**WHAT NEEDS TO BE DONE**
Where does the string "Tizedik" appear in the records? Copy every line that contains it.
○ ○ ○ ○ ○
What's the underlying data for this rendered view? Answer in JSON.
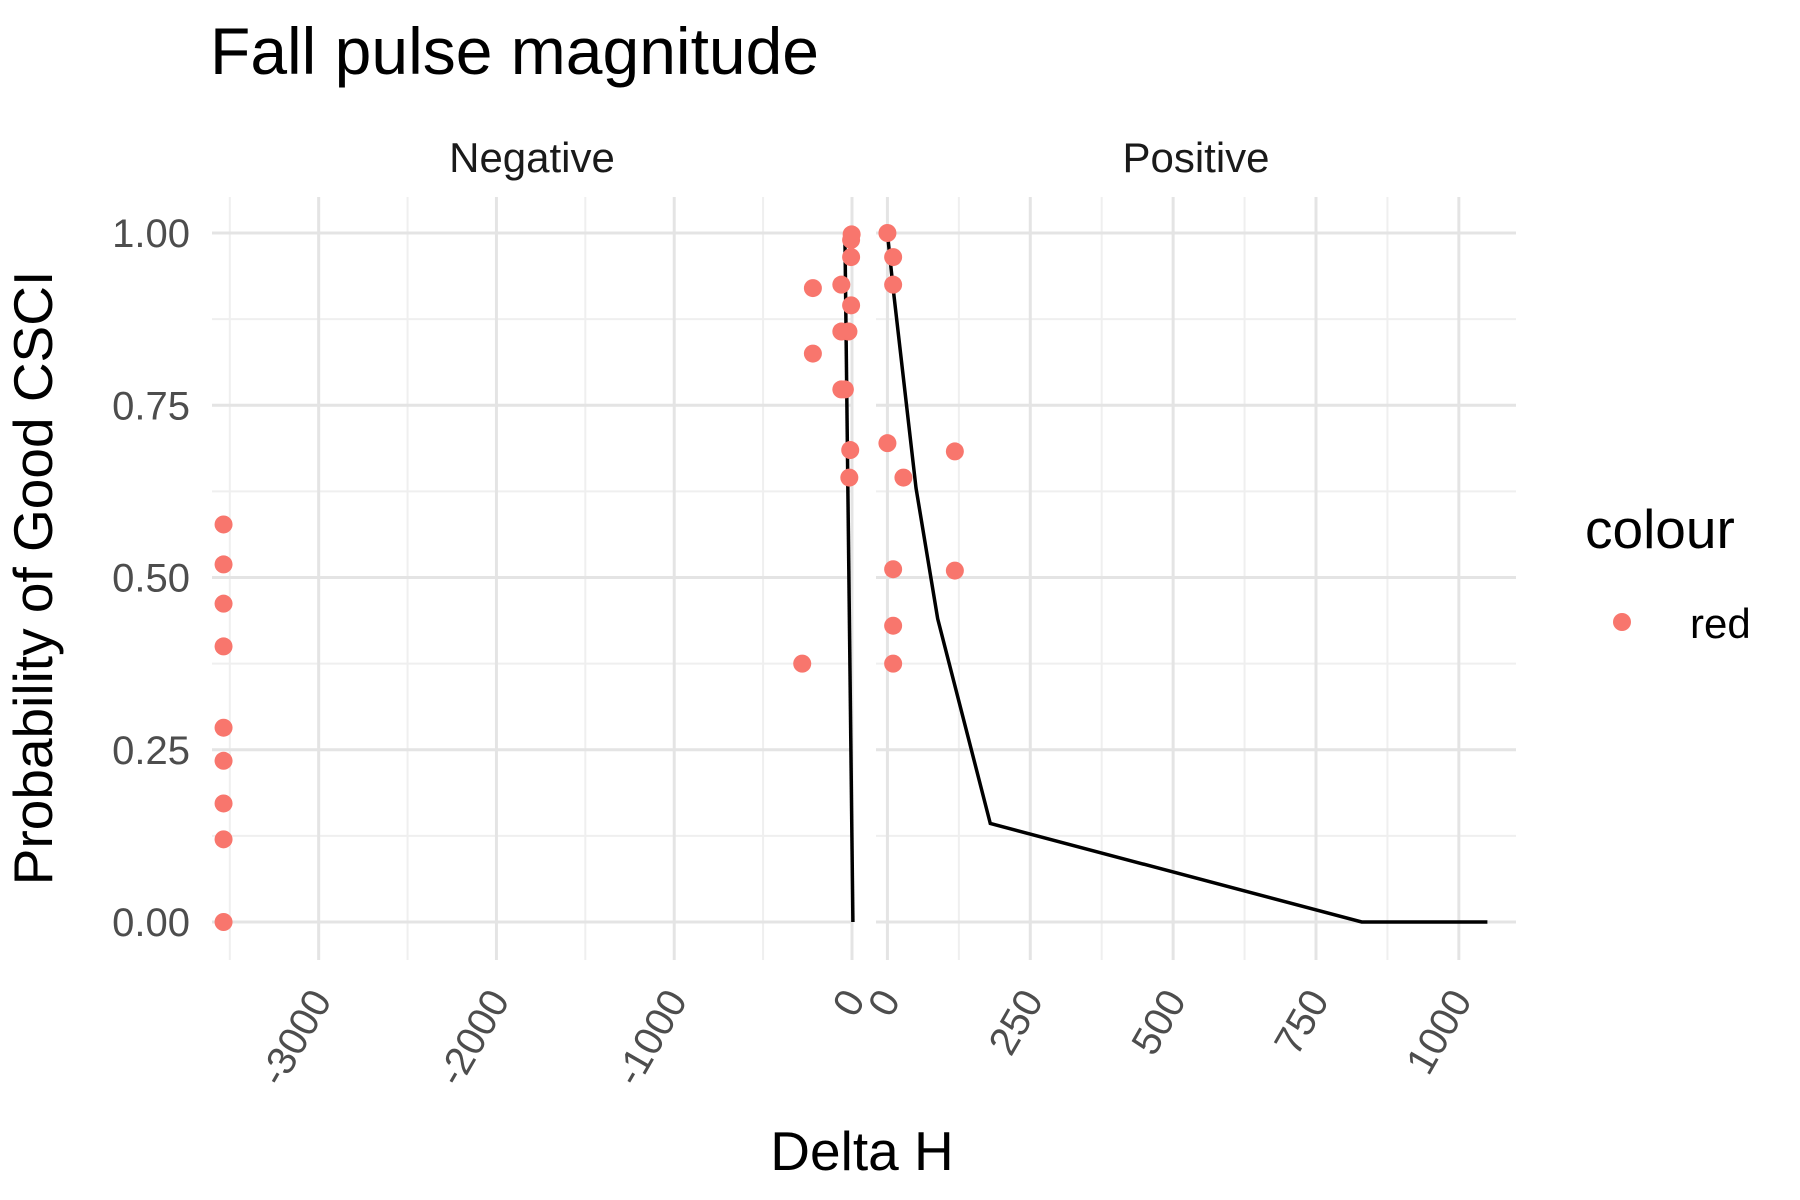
{
  "chart_data": {
    "type": "scatter",
    "title": "Fall pulse magnitude",
    "xlabel": "Delta H",
    "ylabel": "Probability of Good CSCI",
    "y_ticks": [
      "0.00",
      "0.25",
      "0.50",
      "0.75",
      "1.00"
    ],
    "ylim": [
      0,
      1
    ],
    "grid": true,
    "legend": {
      "title": "colour",
      "position": "right",
      "entries": [
        {
          "label": "red",
          "color": "#F8766D"
        }
      ]
    },
    "point_color": "#F8766D",
    "line_color": "#000000",
    "panels": [
      {
        "label": "Negative",
        "xlim": [
          -3600,
          0
        ],
        "x_ticks": [
          -3000,
          -2000,
          -1000,
          0
        ],
        "x_tick_labels": [
          "-3000",
          "-2000",
          "-1000",
          "0"
        ],
        "points": [
          {
            "x": -3535,
            "y": 0.577
          },
          {
            "x": -3535,
            "y": 0.519
          },
          {
            "x": -3535,
            "y": 0.462
          },
          {
            "x": -3535,
            "y": 0.4
          },
          {
            "x": -3535,
            "y": 0.282
          },
          {
            "x": -3535,
            "y": 0.234
          },
          {
            "x": -3535,
            "y": 0.172
          },
          {
            "x": -3535,
            "y": 0.12
          },
          {
            "x": -3535,
            "y": 0.0
          },
          {
            "x": -280,
            "y": 0.375
          },
          {
            "x": -220,
            "y": 0.92
          },
          {
            "x": -220,
            "y": 0.825
          },
          {
            "x": -60,
            "y": 0.925
          },
          {
            "x": -60,
            "y": 0.857
          },
          {
            "x": -60,
            "y": 0.773
          },
          {
            "x": -40,
            "y": 0.773
          },
          {
            "x": -20,
            "y": 0.857
          },
          {
            "x": -15,
            "y": 0.645
          },
          {
            "x": -10,
            "y": 0.685
          },
          {
            "x": -5,
            "y": 0.895
          },
          {
            "x": -5,
            "y": 0.965
          },
          {
            "x": -5,
            "y": 0.99
          },
          {
            "x": -2,
            "y": 0.998
          }
        ],
        "line": [
          {
            "x": -40,
            "y": 1.0
          },
          {
            "x": 5,
            "y": 0.0
          }
        ]
      },
      {
        "label": "Positive",
        "xlim": [
          -20,
          1100
        ],
        "x_ticks": [
          0,
          250,
          500,
          750,
          1000
        ],
        "x_tick_labels": [
          "0",
          "250",
          "500",
          "750",
          "1000"
        ],
        "points": [
          {
            "x": 0,
            "y": 1.0
          },
          {
            "x": 10,
            "y": 0.965
          },
          {
            "x": 10,
            "y": 0.925
          },
          {
            "x": 0,
            "y": 0.695
          },
          {
            "x": 28,
            "y": 0.645
          },
          {
            "x": 118,
            "y": 0.683
          },
          {
            "x": 10,
            "y": 0.512
          },
          {
            "x": 118,
            "y": 0.51
          },
          {
            "x": 10,
            "y": 0.43
          },
          {
            "x": 10,
            "y": 0.375
          }
        ],
        "line": [
          {
            "x": 0,
            "y": 1.0
          },
          {
            "x": 10,
            "y": 0.92
          },
          {
            "x": 50,
            "y": 0.63
          },
          {
            "x": 88,
            "y": 0.44
          },
          {
            "x": 180,
            "y": 0.143
          },
          {
            "x": 830,
            "y": 0.0
          },
          {
            "x": 1050,
            "y": 0.0
          }
        ]
      }
    ]
  }
}
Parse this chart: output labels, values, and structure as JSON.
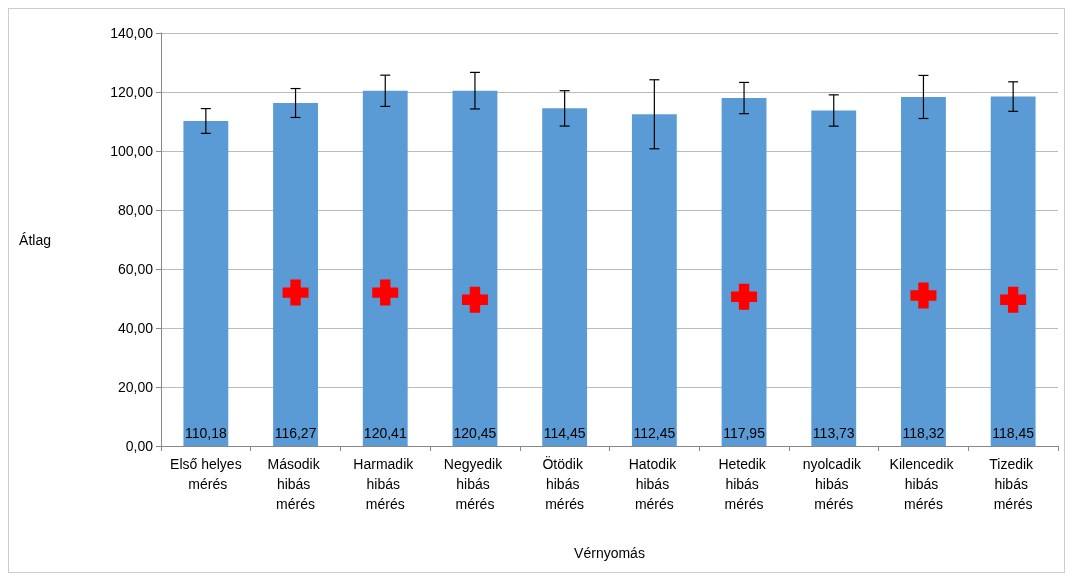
{
  "chart_data": {
    "type": "bar",
    "xlabel": "Vérnyomás",
    "ylabel": "Átlag",
    "categories": [
      "Első helyes mérés",
      "Második hibás mérés",
      "Harmadik hibás mérés",
      "Negyedik hibás mérés",
      "Ötödik hibás mérés",
      "Hatodik hibás mérés",
      "Hetedik hibás mérés",
      "nyolcadik hibás mérés",
      "Kilencedik hibás mérés",
      "Tizedik hibás mérés"
    ],
    "series": [
      {
        "color": "#5b9bd5",
        "values": [
          110.18,
          116.27,
          120.41,
          120.45,
          114.45,
          112.45,
          117.95,
          113.73,
          118.32,
          118.45
        ],
        "errors": [
          4.2,
          4.9,
          5.3,
          6.2,
          6.0,
          11.7,
          5.3,
          5.3,
          7.3,
          5.0
        ],
        "value_labels": [
          "110,18",
          "116,27",
          "120,41",
          "120,45",
          "114,45",
          "112,45",
          "117,95",
          "113,73",
          "118,32",
          "118,45"
        ]
      },
      {
        "type": "scatter",
        "color": "#ff0000",
        "marker": "cross",
        "x": [
          "Második hibás mérés",
          "Harmadik hibás mérés",
          "Negyedik hibás mérés",
          "Hetedik hibás mérés",
          "Kilencedik hibás mérés",
          "Tizedik hibás mérés"
        ],
        "values": [
          52,
          52,
          49.6,
          50.6,
          51,
          49.6
        ]
      }
    ],
    "ylim": [
      0,
      140
    ],
    "yticks": [
      {
        "value": 0,
        "label": "0,00"
      },
      {
        "value": 20,
        "label": "20,00"
      },
      {
        "value": 40,
        "label": "40,00"
      },
      {
        "value": 60,
        "label": "60,00"
      },
      {
        "value": 80,
        "label": "80,00"
      },
      {
        "value": 100,
        "label": "100,00"
      },
      {
        "value": 120,
        "label": "120,00"
      },
      {
        "value": 140,
        "label": "140,00"
      }
    ],
    "grid": "y"
  }
}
○ ○ ○ ○ ○
**THE RESULT**
      "Tizedik hibás mérés"
          "Tizedik hibás mérés"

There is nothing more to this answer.